Assignment: With the images set aside, retype every record below character for character.

Material for the task:
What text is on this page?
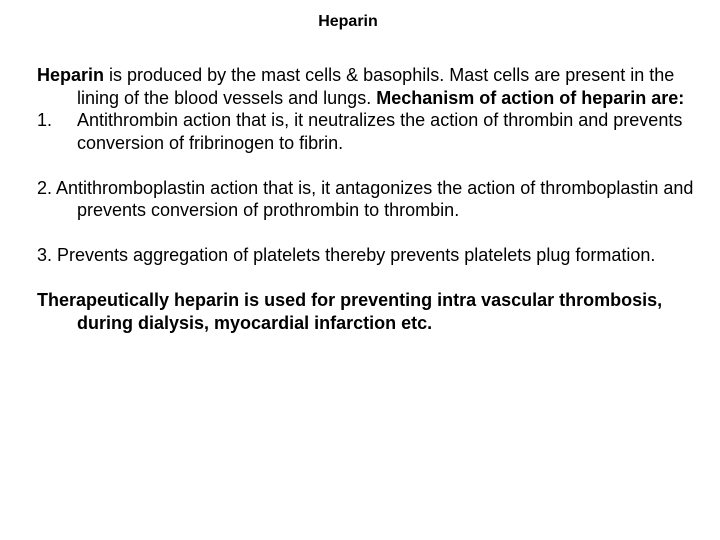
Heparin

Heparin is produced by the mast cells & basophils. Mast cells are present in the lining of the blood vessels and lungs. Mechanism of action of heparin are:

1.	Antithrombin action that is, it neutralizes the action of thrombin and prevents conversion of fribrinogen to fibrin.

2. Antithromboplastin action that is, it antagonizes the action of thromboplastin and prevents conversion of prothrombin to thrombin.

3. Prevents aggregation of platelets thereby prevents platelets plug formation.

Therapeutically heparin is used for preventing intra vascular thrombosis, during dialysis, myocardial infarction etc.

Output:
What text is on this page?
Heparin

Heparin is produced by the mast cells & basophils. Mast cells are present in the lining of the blood vessels and lungs. Mechanism of action of heparin are:

1.	Antithrombin action that is, it neutralizes the action of thrombin and prevents conversion of fribrinogen to fibrin.

2. Antithromboplastin action that is, it antagonizes the action of thromboplastin and prevents conversion of prothrombin to thrombin.

3. Prevents aggregation of platelets thereby prevents platelets plug formation.

Therapeutically heparin is used for preventing intra vascular thrombosis, during dialysis, myocardial infarction etc.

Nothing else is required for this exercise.